[A run of records]

-*-*-

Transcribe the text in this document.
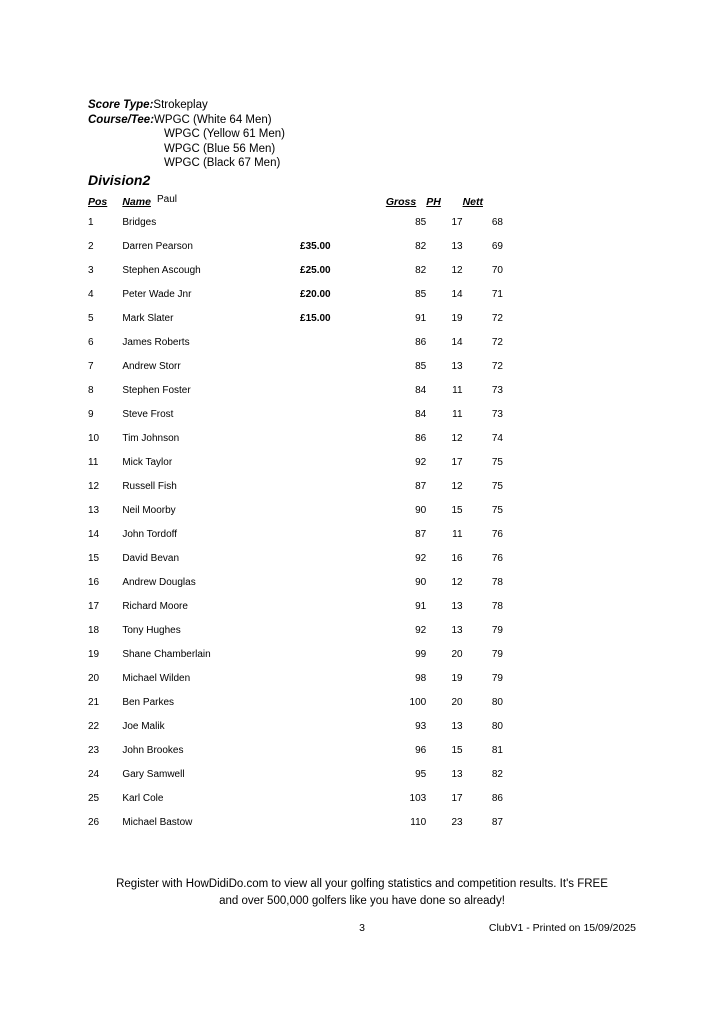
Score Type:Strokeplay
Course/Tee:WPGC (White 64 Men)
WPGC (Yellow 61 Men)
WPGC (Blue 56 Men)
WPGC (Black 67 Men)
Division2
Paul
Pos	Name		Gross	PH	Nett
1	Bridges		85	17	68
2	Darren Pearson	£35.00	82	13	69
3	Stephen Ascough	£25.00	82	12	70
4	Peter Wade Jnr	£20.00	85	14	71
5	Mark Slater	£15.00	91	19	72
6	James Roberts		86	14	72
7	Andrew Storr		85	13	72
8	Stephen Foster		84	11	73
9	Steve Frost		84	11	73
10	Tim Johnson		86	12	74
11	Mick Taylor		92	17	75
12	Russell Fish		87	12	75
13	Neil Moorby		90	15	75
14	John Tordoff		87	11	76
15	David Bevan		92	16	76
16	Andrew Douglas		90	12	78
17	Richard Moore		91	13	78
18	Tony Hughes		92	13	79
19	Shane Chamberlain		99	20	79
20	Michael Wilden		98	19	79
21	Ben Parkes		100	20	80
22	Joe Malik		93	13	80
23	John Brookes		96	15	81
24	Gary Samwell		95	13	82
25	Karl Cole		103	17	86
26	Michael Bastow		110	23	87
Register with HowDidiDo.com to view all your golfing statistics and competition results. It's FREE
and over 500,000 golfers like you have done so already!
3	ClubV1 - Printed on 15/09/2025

-*-*-

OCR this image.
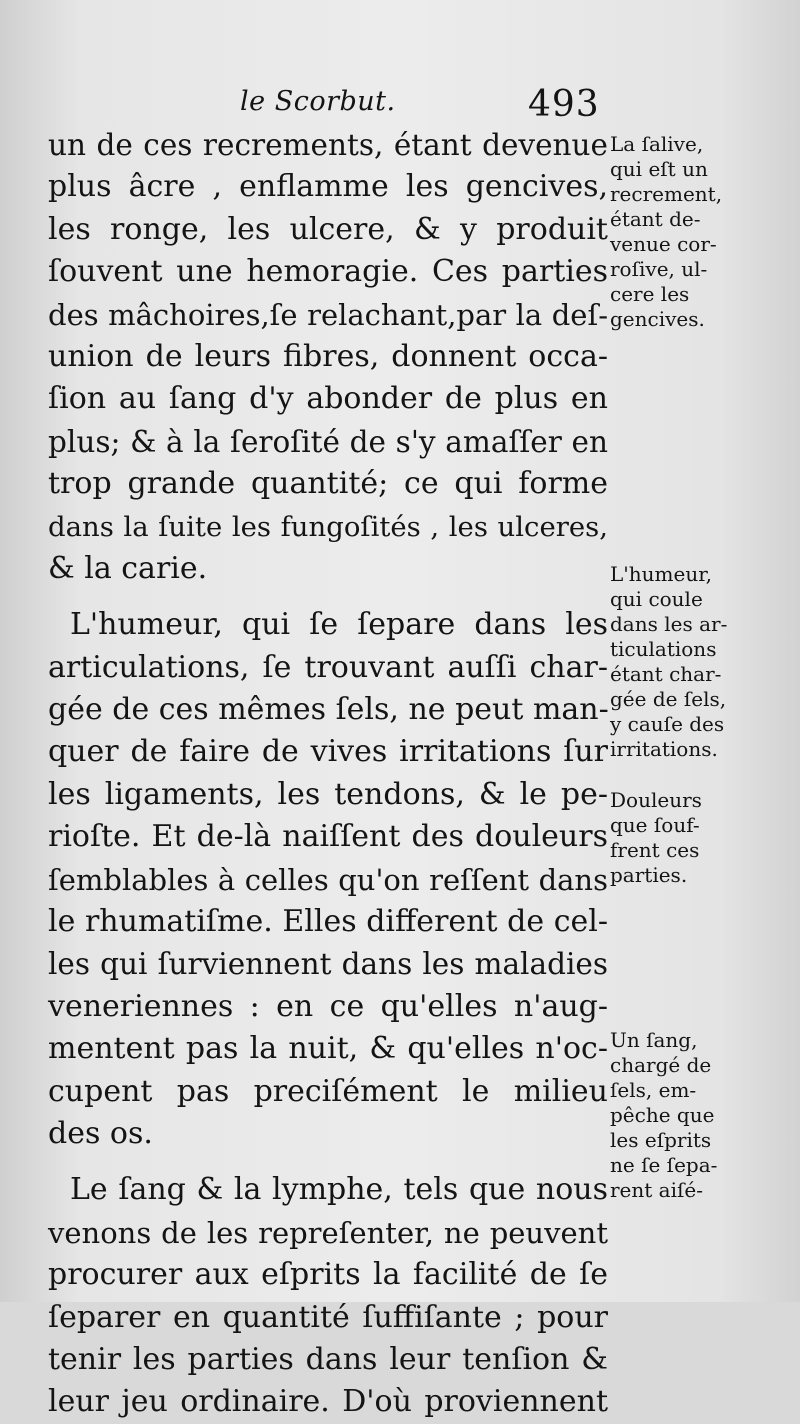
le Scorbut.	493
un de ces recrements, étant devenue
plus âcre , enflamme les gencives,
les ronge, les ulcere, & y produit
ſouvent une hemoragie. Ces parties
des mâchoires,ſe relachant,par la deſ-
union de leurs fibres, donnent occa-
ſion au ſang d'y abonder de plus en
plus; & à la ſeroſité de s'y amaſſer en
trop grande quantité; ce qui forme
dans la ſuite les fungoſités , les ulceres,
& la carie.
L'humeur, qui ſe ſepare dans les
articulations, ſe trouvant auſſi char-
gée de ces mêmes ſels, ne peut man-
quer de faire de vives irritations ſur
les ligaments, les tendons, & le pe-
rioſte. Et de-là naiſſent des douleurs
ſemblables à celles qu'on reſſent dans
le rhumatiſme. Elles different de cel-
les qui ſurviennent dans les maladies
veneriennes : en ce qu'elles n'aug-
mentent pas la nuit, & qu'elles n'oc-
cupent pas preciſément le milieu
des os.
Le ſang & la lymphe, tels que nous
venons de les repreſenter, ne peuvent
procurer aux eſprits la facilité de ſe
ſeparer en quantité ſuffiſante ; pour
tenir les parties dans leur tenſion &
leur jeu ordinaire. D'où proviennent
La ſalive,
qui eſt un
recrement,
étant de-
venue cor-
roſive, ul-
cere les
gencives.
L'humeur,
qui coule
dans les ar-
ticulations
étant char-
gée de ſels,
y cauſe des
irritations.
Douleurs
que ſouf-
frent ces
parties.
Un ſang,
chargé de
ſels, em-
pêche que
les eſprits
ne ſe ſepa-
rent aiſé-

-*-*-

- _INSTRUCTION_: Return a copy of every line that includes the word "gencives".

- _OUTPUT OF THE EXERCISE_:
plus âcre , enflamme les gencives,
gencives.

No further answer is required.